REQUIREMENTS.
Present the data once more in exactly its original form.

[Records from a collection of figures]

────────

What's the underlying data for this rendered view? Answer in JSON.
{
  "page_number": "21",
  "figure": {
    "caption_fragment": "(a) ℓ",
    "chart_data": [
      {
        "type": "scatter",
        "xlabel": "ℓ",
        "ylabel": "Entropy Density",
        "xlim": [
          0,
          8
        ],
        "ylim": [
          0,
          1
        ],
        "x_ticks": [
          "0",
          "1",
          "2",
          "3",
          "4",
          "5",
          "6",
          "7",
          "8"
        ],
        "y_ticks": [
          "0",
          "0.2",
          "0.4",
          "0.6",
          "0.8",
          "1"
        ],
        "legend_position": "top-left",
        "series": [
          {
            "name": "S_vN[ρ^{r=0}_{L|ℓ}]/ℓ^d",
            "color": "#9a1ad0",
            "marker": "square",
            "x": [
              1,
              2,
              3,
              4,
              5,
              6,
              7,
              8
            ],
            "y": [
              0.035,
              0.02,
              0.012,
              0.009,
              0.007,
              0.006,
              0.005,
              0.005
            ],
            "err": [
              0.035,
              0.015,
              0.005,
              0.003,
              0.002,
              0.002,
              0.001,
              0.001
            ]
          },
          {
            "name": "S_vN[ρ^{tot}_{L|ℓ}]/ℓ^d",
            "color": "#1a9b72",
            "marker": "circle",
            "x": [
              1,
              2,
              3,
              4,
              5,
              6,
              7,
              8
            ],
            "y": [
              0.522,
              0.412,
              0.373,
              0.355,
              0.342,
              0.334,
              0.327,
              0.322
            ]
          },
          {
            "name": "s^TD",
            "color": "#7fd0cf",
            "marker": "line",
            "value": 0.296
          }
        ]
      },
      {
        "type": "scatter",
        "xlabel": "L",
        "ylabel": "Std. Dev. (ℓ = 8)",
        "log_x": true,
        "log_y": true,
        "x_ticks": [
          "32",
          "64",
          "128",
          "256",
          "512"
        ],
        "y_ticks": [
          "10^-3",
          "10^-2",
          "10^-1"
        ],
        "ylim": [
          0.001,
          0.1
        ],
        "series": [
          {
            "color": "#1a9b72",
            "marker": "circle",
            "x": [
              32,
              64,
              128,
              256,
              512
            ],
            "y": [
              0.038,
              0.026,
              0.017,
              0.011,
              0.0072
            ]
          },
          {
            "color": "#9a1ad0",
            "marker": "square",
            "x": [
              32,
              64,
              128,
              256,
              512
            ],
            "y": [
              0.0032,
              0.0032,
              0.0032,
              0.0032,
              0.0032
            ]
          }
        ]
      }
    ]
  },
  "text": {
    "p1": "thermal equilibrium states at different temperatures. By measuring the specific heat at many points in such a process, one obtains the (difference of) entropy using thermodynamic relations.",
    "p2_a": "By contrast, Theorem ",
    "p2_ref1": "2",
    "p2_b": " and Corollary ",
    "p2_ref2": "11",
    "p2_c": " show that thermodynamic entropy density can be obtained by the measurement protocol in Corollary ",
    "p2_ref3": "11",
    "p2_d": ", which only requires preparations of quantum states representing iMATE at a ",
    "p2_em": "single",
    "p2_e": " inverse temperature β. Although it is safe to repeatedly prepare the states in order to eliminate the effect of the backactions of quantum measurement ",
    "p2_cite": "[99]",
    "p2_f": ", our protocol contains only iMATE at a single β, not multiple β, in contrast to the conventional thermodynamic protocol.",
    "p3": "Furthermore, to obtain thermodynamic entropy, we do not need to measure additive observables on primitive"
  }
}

────────

TASK OUTPUT.
What's the underlying data for this rendered view? Answer in JSON.
{
  "page_number": "21",
  "figure": {
    "caption_fragment": "(a) ℓ",
    "chart_data": [
      {
        "type": "scatter",
        "xlabel": "ℓ",
        "ylabel": "Entropy Density",
        "xlim": [
          0,
          8
        ],
        "ylim": [
          0,
          1
        ],
        "x_ticks": [
          "0",
          "1",
          "2",
          "3",
          "4",
          "5",
          "6",
          "7",
          "8"
        ],
        "y_ticks": [
          "0",
          "0.2",
          "0.4",
          "0.6",
          "0.8",
          "1"
        ],
        "legend_position": "top-left",
        "series": [
          {
            "name": "S_vN[ρ^{r=0}_{L|ℓ}]/ℓ^d",
            "color": "#9a1ad0",
            "marker": "square",
            "x": [
              1,
              2,
              3,
              4,
              5,
              6,
              7,
              8
            ],
            "y": [
              0.035,
              0.02,
              0.012,
              0.009,
              0.007,
              0.006,
              0.005,
              0.005
            ],
            "err": [
              0.035,
              0.015,
              0.005,
              0.003,
              0.002,
              0.002,
              0.001,
              0.001
            ]
          },
          {
            "name": "S_vN[ρ^{tot}_{L|ℓ}]/ℓ^d",
            "color": "#1a9b72",
            "marker": "circle",
            "x": [
              1,
              2,
              3,
              4,
              5,
              6,
              7,
              8
            ],
            "y": [
              0.522,
              0.412,
              0.373,
              0.355,
              0.342,
              0.334,
              0.327,
              0.322
            ]
          },
          {
            "name": "s^TD",
            "color": "#7fd0cf",
            "marker": "line",
            "value": 0.296
          }
        ]
      },
      {
        "type": "scatter",
        "xlabel": "L",
        "ylabel": "Std. Dev. (ℓ = 8)",
        "log_x": true,
        "log_y": true,
        "x_ticks": [
          "32",
          "64",
          "128",
          "256",
          "512"
        ],
        "y_ticks": [
          "10^-3",
          "10^-2",
          "10^-1"
        ],
        "ylim": [
          0.001,
          0.1
        ],
        "series": [
          {
            "color": "#1a9b72",
            "marker": "circle",
            "x": [
              32,
              64,
              128,
              256,
              512
            ],
            "y": [
              0.038,
              0.026,
              0.017,
              0.011,
              0.0072
            ]
          },
          {
            "color": "#9a1ad0",
            "marker": "square",
            "x": [
              32,
              64,
              128,
              256,
              512
            ],
            "y": [
              0.0032,
              0.0032,
              0.0032,
              0.0032,
              0.0032
            ]
          }
        ]
      }
    ]
  },
  "text": {
    "p1": "thermal equilibrium states at different temperatures. By measuring the specific heat at many points in such a process, one obtains the (difference of) entropy using thermodynamic relations.",
    "p2_a": "By contrast, Theorem ",
    "p2_ref1": "2",
    "p2_b": " and Corollary ",
    "p2_ref2": "11",
    "p2_c": " show that thermodynamic entropy density can be obtained by the measurement protocol in Corollary ",
    "p2_ref3": "11",
    "p2_d": ", which only requires preparations of quantum states representing iMATE at a ",
    "p2_em": "single",
    "p2_e": " inverse temperature β. Although it is safe to repeatedly prepare the states in order to eliminate the effect of the backactions of quantum measurement ",
    "p2_cite": "[99]",
    "p2_f": ", our protocol contains only iMATE at a single β, not multiple β, in contrast to the conventional thermodynamic protocol.",
    "p3": "Furthermore, to obtain thermodynamic entropy, we do not need to measure additive observables on primitive"
  }
}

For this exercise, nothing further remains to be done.